### The request
Copy each line holding the string "minutes".
········
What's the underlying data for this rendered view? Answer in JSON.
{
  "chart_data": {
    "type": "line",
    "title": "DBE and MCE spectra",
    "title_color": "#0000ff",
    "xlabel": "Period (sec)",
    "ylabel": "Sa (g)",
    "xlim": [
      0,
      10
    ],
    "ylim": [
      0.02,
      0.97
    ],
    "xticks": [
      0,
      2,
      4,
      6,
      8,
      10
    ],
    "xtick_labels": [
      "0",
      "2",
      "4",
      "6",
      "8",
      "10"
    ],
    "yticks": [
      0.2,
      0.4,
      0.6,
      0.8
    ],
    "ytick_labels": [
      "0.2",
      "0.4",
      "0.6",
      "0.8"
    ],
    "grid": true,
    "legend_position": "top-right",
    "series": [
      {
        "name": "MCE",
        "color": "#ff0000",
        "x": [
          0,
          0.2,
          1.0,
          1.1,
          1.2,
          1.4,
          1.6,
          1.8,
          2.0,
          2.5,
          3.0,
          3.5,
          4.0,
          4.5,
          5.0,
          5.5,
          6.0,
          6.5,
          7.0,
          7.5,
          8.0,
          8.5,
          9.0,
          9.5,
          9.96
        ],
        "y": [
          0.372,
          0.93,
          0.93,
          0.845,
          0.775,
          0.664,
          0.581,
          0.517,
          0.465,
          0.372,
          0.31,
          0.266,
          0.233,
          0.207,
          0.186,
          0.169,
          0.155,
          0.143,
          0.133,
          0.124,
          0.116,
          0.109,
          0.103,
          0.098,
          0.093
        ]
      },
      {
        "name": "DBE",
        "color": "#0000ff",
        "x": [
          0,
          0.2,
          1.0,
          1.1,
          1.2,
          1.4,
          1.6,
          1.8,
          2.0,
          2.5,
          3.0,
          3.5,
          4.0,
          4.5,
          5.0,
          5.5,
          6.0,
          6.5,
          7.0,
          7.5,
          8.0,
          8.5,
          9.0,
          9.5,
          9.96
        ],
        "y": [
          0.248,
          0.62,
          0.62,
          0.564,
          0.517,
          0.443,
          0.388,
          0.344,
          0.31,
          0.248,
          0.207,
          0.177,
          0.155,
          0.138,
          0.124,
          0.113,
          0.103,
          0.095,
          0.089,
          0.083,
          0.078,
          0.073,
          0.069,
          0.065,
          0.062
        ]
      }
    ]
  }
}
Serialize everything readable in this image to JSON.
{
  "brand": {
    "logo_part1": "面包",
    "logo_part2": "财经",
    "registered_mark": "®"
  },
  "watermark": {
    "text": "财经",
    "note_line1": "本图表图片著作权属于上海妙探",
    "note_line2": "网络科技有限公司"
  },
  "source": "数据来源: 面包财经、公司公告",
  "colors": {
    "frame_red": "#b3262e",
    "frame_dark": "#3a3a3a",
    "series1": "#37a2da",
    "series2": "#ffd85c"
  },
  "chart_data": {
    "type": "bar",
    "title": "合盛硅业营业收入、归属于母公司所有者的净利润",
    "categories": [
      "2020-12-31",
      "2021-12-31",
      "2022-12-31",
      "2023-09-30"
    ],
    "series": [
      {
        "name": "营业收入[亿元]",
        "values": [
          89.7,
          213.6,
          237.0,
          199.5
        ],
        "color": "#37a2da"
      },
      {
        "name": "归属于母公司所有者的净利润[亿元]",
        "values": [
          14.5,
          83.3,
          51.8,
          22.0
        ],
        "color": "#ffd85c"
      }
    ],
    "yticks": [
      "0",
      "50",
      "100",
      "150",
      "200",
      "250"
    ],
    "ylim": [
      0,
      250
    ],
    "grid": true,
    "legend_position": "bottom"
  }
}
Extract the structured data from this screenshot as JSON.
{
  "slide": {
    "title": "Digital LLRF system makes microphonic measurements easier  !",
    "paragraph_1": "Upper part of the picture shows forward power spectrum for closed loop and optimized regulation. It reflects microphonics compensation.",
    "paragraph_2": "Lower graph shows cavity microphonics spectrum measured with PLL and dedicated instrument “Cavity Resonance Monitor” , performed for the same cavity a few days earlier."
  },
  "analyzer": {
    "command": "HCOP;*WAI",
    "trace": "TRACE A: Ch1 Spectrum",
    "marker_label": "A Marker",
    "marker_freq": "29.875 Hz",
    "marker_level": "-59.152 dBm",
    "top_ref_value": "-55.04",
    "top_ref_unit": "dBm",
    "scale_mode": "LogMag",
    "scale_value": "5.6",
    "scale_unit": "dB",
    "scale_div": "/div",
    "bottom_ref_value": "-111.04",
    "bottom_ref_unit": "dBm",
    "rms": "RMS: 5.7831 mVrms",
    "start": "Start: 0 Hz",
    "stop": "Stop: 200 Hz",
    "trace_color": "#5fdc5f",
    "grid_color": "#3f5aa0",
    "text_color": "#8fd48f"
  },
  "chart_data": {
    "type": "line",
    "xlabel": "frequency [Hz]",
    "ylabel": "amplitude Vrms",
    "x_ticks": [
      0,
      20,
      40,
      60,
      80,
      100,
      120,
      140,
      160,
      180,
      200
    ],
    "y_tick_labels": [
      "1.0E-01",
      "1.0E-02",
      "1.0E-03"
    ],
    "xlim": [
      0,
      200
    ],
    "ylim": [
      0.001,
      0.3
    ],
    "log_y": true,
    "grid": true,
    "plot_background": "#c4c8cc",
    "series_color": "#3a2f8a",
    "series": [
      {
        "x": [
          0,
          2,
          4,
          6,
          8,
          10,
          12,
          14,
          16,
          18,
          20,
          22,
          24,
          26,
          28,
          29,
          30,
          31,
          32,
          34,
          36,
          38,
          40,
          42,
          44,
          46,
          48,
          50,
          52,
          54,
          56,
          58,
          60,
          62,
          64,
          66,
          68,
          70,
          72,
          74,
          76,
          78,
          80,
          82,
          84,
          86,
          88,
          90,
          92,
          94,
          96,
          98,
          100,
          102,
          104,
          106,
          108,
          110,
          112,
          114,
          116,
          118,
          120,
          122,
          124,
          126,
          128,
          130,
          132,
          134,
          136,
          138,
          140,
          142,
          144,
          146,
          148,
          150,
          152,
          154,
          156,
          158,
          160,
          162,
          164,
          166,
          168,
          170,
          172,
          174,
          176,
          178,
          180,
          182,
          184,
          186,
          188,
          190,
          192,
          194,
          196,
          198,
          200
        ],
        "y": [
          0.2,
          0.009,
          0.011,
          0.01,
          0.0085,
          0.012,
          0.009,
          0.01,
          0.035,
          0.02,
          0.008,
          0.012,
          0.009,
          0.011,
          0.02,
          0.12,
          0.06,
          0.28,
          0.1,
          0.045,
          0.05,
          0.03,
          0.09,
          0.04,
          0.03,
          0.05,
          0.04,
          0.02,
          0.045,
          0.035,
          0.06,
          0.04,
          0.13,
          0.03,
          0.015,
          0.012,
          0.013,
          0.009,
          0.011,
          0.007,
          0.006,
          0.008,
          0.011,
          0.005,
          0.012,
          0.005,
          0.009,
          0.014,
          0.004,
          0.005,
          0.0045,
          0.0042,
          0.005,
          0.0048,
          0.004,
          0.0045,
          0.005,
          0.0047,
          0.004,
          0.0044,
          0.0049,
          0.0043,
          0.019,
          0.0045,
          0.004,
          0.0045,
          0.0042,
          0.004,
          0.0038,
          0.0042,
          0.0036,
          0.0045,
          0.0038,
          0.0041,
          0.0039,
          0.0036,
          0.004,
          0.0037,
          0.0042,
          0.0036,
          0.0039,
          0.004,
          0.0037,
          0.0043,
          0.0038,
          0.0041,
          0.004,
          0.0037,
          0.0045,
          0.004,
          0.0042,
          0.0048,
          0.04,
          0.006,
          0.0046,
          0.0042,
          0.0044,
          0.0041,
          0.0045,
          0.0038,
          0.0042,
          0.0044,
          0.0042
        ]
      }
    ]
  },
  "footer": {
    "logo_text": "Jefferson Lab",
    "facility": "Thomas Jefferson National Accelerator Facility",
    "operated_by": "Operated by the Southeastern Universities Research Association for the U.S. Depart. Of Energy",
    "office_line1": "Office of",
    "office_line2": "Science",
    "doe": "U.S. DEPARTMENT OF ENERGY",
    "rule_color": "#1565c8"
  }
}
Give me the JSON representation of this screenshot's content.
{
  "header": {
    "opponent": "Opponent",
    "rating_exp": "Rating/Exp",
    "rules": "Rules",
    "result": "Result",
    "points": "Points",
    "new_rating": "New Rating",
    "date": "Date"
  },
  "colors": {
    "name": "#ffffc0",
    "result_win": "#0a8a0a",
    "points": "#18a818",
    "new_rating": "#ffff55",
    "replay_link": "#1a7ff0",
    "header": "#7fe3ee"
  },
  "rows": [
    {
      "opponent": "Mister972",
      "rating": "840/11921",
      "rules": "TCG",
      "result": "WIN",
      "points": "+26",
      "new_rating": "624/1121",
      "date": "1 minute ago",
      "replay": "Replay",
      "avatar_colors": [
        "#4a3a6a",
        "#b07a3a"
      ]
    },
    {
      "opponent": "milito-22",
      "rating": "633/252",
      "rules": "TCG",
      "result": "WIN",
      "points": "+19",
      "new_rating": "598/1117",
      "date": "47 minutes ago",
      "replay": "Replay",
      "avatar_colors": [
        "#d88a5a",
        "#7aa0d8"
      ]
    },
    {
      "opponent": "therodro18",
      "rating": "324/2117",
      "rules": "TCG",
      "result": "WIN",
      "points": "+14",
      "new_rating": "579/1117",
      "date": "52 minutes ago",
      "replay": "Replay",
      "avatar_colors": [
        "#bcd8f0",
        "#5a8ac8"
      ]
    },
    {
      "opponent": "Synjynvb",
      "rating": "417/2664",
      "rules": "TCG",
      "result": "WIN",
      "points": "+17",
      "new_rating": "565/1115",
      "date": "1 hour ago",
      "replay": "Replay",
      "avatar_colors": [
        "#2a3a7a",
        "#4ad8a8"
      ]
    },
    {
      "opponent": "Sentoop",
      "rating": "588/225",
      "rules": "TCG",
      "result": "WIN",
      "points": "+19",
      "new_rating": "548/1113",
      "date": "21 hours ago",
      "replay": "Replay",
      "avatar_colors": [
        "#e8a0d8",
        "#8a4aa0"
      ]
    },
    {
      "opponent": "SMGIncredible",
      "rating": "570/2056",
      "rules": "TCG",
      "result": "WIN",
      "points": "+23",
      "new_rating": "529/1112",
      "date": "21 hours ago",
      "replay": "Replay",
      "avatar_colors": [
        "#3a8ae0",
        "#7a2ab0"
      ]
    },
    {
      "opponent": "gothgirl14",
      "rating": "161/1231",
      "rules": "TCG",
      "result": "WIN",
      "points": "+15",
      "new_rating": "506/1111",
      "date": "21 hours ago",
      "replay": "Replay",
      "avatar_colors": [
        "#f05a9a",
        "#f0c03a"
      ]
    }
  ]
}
········
### Task result
      "date": "47 minutes ago",
      "date": "52 minutes ago",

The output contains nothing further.